■ **Given exercise**: Repeat all entries exactly.
◆ ◆ ◆
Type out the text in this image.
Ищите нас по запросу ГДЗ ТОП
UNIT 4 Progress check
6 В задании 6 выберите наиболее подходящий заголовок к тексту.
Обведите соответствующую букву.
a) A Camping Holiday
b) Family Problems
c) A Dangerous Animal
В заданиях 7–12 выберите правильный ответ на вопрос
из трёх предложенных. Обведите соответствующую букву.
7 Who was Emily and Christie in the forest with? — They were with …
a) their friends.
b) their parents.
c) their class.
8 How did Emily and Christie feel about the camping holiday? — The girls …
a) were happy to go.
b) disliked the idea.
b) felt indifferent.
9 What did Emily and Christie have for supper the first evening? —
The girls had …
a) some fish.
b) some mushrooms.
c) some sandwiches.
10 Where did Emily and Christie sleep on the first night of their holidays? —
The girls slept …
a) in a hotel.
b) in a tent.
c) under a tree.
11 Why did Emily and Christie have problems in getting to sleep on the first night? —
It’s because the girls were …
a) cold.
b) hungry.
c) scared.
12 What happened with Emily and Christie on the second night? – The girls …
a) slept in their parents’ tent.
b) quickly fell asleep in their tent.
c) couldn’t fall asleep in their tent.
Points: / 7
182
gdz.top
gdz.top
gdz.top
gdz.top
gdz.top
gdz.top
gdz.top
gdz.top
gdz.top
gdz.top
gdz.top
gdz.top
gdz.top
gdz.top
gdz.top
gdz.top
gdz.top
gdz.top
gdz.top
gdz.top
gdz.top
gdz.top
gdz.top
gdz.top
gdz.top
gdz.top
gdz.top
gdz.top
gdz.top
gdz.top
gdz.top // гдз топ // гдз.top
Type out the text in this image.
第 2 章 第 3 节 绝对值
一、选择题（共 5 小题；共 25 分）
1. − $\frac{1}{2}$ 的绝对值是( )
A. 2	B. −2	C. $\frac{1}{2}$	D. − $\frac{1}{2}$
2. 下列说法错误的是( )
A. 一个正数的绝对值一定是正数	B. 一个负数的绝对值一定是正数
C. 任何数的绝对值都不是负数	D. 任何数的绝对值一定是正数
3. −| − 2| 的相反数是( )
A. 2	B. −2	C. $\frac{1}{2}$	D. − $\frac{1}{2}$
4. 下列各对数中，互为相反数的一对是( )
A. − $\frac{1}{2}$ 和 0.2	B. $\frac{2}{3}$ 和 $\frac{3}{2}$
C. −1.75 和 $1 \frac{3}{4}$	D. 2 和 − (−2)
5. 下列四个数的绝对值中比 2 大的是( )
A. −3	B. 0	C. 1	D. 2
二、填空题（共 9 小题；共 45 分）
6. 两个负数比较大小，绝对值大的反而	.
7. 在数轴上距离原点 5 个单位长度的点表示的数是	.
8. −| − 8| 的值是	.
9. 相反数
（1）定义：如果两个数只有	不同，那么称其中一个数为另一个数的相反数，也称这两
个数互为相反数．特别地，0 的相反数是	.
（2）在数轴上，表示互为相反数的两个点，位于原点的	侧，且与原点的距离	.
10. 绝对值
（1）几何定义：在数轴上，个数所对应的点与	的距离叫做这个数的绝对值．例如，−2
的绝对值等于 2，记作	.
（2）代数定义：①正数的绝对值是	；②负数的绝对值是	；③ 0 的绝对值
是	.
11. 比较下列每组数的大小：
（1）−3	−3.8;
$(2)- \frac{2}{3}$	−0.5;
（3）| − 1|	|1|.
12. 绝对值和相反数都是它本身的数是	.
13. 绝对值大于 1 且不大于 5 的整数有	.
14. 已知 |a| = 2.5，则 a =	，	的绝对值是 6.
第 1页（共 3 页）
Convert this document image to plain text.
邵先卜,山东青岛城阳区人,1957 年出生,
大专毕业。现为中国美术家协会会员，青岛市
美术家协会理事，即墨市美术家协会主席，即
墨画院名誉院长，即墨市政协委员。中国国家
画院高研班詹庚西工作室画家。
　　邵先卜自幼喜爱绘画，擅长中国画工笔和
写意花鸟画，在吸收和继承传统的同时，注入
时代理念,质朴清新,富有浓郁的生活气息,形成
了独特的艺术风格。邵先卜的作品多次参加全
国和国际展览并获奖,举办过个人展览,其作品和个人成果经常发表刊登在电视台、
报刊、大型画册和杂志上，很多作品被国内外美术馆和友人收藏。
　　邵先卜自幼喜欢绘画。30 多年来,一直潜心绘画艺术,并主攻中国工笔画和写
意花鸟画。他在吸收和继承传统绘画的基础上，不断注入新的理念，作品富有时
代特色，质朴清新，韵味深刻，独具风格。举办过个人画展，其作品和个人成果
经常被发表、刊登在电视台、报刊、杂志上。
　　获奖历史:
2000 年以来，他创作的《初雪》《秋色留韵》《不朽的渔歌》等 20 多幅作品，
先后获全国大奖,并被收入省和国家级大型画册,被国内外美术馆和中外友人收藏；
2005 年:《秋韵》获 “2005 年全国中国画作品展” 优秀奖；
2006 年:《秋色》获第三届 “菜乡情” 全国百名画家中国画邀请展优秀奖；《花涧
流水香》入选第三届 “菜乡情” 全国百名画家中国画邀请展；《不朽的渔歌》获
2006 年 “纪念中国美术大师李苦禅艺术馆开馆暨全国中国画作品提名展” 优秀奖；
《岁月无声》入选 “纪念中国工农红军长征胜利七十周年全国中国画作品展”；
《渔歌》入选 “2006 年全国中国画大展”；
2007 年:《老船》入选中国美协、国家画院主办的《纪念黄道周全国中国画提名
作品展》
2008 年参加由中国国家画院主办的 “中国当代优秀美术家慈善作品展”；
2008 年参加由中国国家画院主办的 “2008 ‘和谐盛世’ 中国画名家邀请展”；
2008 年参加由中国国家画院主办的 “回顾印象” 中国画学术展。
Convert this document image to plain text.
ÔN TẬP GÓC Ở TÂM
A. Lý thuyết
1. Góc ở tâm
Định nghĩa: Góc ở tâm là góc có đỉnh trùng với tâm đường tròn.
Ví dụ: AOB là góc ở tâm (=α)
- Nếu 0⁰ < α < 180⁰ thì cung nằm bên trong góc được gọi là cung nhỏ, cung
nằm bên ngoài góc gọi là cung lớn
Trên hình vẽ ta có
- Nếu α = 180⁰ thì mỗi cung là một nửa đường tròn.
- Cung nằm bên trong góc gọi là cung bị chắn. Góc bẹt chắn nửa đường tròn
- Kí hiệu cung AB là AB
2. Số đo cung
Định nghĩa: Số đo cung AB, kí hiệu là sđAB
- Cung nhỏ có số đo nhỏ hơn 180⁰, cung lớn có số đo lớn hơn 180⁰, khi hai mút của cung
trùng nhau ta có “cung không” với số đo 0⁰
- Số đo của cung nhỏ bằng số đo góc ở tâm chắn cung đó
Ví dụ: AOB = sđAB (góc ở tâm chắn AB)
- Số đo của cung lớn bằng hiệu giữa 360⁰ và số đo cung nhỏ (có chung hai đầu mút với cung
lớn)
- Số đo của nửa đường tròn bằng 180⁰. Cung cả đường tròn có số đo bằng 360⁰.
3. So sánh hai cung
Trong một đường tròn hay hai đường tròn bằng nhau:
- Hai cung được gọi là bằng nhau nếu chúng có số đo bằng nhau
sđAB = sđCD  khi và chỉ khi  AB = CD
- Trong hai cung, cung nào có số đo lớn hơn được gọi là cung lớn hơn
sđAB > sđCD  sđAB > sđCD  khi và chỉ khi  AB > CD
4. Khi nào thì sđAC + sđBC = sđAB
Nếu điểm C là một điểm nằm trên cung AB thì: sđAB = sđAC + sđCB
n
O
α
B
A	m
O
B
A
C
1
◆ ◆ ◆
■ **Completed exercise**:
Type out the text in this image.
Ищите нас по запросу ГДЗ ТОП
UNIT 4 Progress check
6 В задании 6 выберите наиболее подходящий заголовок к тексту.
Обведите соответствующую букву.
a) A Camping Holiday
b) Family Problems
c) A Dangerous Animal
В заданиях 7–12 выберите правильный ответ на вопрос
из трёх предложенных. Обведите соответствующую букву.
7 Who was Emily and Christie in the forest with? — They were with …
a) their friends.
b) their parents.
c) their class.
8 How did Emily and Christie feel about the camping holiday? — The girls …
a) were happy to go.
b) disliked the idea.
b) felt indifferent.
9 What did Emily and Christie have for supper the first evening? —
The girls had …
a) some fish.
b) some mushrooms.
c) some sandwiches.
10 Where did Emily and Christie sleep on the first night of their holidays? —
The girls slept …
a) in a hotel.
b) in a tent.
c) under a tree.
11 Why did Emily and Christie have problems in getting to sleep on the first night? —
It’s because the girls were …
a) cold.
b) hungry.
c) scared.
12 What happened with Emily and Christie on the second night? – The girls …
a) slept in their parents’ tent.
b) quickly fell asleep in their tent.
c) couldn’t fall asleep in their tent.
Points: / 7
182
gdz.top
gdz.top
gdz.top
gdz.top
gdz.top
gdz.top
gdz.top
gdz.top
gdz.top
gdz.top
gdz.top
gdz.top
gdz.top
gdz.top
gdz.top
gdz.top
gdz.top
gdz.top
gdz.top
gdz.top
gdz.top
gdz.top
gdz.top
gdz.top
gdz.top
gdz.top
gdz.top
gdz.top
gdz.top
gdz.top
gdz.top // гдз топ // гдз.top
Type out the text in this image.
第 2 章 第 3 节 绝对值
一、选择题（共 5 小题；共 25 分）
1. − $\frac{1}{2}$ 的绝对值是( )
A. 2	B. −2	C. $\frac{1}{2}$	D. − $\frac{1}{2}$
2. 下列说法错误的是( )
A. 一个正数的绝对值一定是正数	B. 一个负数的绝对值一定是正数
C. 任何数的绝对值都不是负数	D. 任何数的绝对值一定是正数
3. −| − 2| 的相反数是( )
A. 2	B. −2	C. $\frac{1}{2}$	D. − $\frac{1}{2}$
4. 下列各对数中，互为相反数的一对是( )
A. − $\frac{1}{2}$ 和 0.2	B. $\frac{2}{3}$ 和 $\frac{3}{2}$
C. −1.75 和 $1 \frac{3}{4}$	D. 2 和 − (−2)
5. 下列四个数的绝对值中比 2 大的是( )
A. −3	B. 0	C. 1	D. 2
二、填空题（共 9 小题；共 45 分）
6. 两个负数比较大小，绝对值大的反而	.
7. 在数轴上距离原点 5 个单位长度的点表示的数是	.
8. −| − 8| 的值是	.
9. 相反数
（1）定义：如果两个数只有	不同，那么称其中一个数为另一个数的相反数，也称这两
个数互为相反数．特别地，0 的相反数是	.
（2）在数轴上，表示互为相反数的两个点，位于原点的	侧，且与原点的距离	.
10. 绝对值
（1）几何定义：在数轴上，个数所对应的点与	的距离叫做这个数的绝对值．例如，−2
的绝对值等于 2，记作	.
（2）代数定义：①正数的绝对值是	；②负数的绝对值是	；③ 0 的绝对值
是	.
11. 比较下列每组数的大小：
（1）−3	−3.8;
$(2)- \frac{2}{3}$	−0.5;
（3）| − 1|	|1|.
12. 绝对值和相反数都是它本身的数是	.
13. 绝对值大于 1 且不大于 5 的整数有	.
14. 已知 |a| = 2.5，则 a =	，	的绝对值是 6.
第 1页（共 3 页）
Convert this document image to plain text.
邵先卜,山东青岛城阳区人,1957 年出生,
大专毕业。现为中国美术家协会会员，青岛市
美术家协会理事，即墨市美术家协会主席，即
墨画院名誉院长，即墨市政协委员。中国国家
画院高研班詹庚西工作室画家。
　　邵先卜自幼喜爱绘画，擅长中国画工笔和
写意花鸟画，在吸收和继承传统的同时，注入
时代理念,质朴清新,富有浓郁的生活气息,形成
了独特的艺术风格。邵先卜的作品多次参加全
国和国际展览并获奖,举办过个人展览,其作品和个人成果经常发表刊登在电视台、
报刊、大型画册和杂志上，很多作品被国内外美术馆和友人收藏。
　　邵先卜自幼喜欢绘画。30 多年来,一直潜心绘画艺术,并主攻中国工笔画和写
意花鸟画。他在吸收和继承传统绘画的基础上，不断注入新的理念，作品富有时
代特色，质朴清新，韵味深刻，独具风格。举办过个人画展，其作品和个人成果
经常被发表、刊登在电视台、报刊、杂志上。
　　获奖历史:
2000 年以来，他创作的《初雪》《秋色留韵》《不朽的渔歌》等 20 多幅作品，
先后获全国大奖,并被收入省和国家级大型画册,被国内外美术馆和中外友人收藏；
2005 年:《秋韵》获 “2005 年全国中国画作品展” 优秀奖；
2006 年:《秋色》获第三届 “菜乡情” 全国百名画家中国画邀请展优秀奖；《花涧
流水香》入选第三届 “菜乡情” 全国百名画家中国画邀请展；《不朽的渔歌》获
2006 年 “纪念中国美术大师李苦禅艺术馆开馆暨全国中国画作品提名展” 优秀奖；
《岁月无声》入选 “纪念中国工农红军长征胜利七十周年全国中国画作品展”；
《渔歌》入选 “2006 年全国中国画大展”；
2007 年:《老船》入选中国美协、国家画院主办的《纪念黄道周全国中国画提名
作品展》
2008 年参加由中国国家画院主办的 “中国当代优秀美术家慈善作品展”；
2008 年参加由中国国家画院主办的 “2008 ‘和谐盛世’ 中国画名家邀请展”；
2008 年参加由中国国家画院主办的 “回顾印象” 中国画学术展。
Convert this document image to plain text.
ÔN TẬP GÓC Ở TÂM
A. Lý thuyết
1. Góc ở tâm
Định nghĩa: Góc ở tâm là góc có đỉnh trùng với tâm đường tròn.
Ví dụ: AOB là góc ở tâm (=α)
- Nếu 0⁰ < α < 180⁰ thì cung nằm bên trong góc được gọi là cung nhỏ, cung
nằm bên ngoài góc gọi là cung lớn
Trên hình vẽ ta có
- Nếu α = 180⁰ thì mỗi cung là một nửa đường tròn.
- Cung nằm bên trong góc gọi là cung bị chắn. Góc bẹt chắn nửa đường tròn
- Kí hiệu cung AB là AB
2. Số đo cung
Định nghĩa: Số đo cung AB, kí hiệu là sđAB
- Cung nhỏ có số đo nhỏ hơn 180⁰, cung lớn có số đo lớn hơn 180⁰, khi hai mút của cung
trùng nhau ta có “cung không” với số đo 0⁰
- Số đo của cung nhỏ bằng số đo góc ở tâm chắn cung đó
Ví dụ: AOB = sđAB (góc ở tâm chắn AB)
- Số đo của cung lớn bằng hiệu giữa 360⁰ và số đo cung nhỏ (có chung hai đầu mút với cung
lớn)
- Số đo của nửa đường tròn bằng 180⁰. Cung cả đường tròn có số đo bằng 360⁰.
3. So sánh hai cung
Trong một đường tròn hay hai đường tròn bằng nhau:
- Hai cung được gọi là bằng nhau nếu chúng có số đo bằng nhau
sđAB = sđCD  khi và chỉ khi  AB = CD
- Trong hai cung, cung nào có số đo lớn hơn được gọi là cung lớn hơn
sđAB > sđCD  sđAB > sđCD  khi và chỉ khi  AB > CD
4. Khi nào thì sđAC + sđBC = sđAB
Nếu điểm C là một điểm nằm trên cung AB thì: sđAB = sđAC + sđCB
n
O
α
B
A	m
O
B
A
C
1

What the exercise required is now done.